— Begin —
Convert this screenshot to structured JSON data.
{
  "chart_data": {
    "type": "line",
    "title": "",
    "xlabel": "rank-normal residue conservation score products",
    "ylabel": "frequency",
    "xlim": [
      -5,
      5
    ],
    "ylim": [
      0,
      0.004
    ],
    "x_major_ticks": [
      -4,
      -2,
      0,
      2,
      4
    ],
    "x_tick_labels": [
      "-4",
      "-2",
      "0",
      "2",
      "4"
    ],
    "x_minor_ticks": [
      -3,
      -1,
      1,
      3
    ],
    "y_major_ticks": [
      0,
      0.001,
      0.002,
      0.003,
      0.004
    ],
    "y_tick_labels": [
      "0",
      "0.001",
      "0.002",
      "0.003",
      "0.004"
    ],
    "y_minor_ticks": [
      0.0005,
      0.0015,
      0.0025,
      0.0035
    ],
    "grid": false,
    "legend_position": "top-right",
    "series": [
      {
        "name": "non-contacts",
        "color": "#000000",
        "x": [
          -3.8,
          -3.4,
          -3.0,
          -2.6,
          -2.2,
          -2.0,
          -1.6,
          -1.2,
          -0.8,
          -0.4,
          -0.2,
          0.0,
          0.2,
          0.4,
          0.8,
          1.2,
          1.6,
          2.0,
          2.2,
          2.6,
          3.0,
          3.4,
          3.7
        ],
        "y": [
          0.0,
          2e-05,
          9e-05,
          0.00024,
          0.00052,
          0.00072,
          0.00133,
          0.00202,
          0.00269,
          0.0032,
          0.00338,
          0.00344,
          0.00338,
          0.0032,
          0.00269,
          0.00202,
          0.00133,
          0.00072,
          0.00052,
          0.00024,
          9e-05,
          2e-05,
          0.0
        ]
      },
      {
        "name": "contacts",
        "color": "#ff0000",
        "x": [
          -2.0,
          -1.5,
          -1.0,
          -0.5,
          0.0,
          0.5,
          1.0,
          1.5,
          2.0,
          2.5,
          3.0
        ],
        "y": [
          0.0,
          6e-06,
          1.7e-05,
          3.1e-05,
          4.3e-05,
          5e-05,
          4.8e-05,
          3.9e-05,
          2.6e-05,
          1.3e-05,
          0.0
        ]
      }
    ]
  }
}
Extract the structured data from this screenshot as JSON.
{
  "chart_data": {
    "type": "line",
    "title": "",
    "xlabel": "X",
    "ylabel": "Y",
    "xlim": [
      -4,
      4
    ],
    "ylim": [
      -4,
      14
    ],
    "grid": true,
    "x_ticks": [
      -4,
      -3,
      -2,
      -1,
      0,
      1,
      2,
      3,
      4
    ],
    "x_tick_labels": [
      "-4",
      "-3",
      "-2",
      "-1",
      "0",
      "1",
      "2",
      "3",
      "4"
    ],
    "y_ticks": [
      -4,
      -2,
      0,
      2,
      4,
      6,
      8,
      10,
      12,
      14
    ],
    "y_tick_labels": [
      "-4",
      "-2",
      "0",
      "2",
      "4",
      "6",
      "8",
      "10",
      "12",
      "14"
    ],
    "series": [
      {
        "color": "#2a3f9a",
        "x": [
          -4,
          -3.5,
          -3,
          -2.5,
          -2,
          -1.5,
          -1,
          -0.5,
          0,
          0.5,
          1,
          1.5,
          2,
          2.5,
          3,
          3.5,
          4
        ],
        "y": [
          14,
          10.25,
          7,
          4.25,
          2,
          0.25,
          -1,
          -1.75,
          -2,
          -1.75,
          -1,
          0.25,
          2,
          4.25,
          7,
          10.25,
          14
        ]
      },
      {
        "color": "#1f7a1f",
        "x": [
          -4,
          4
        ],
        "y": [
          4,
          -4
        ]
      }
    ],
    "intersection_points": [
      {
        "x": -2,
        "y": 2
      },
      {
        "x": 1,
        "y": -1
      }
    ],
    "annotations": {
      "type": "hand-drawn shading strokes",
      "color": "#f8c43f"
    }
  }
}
— End —
On how many lines does the word "this" appear? Answer with only the number.

## Correct answer:
2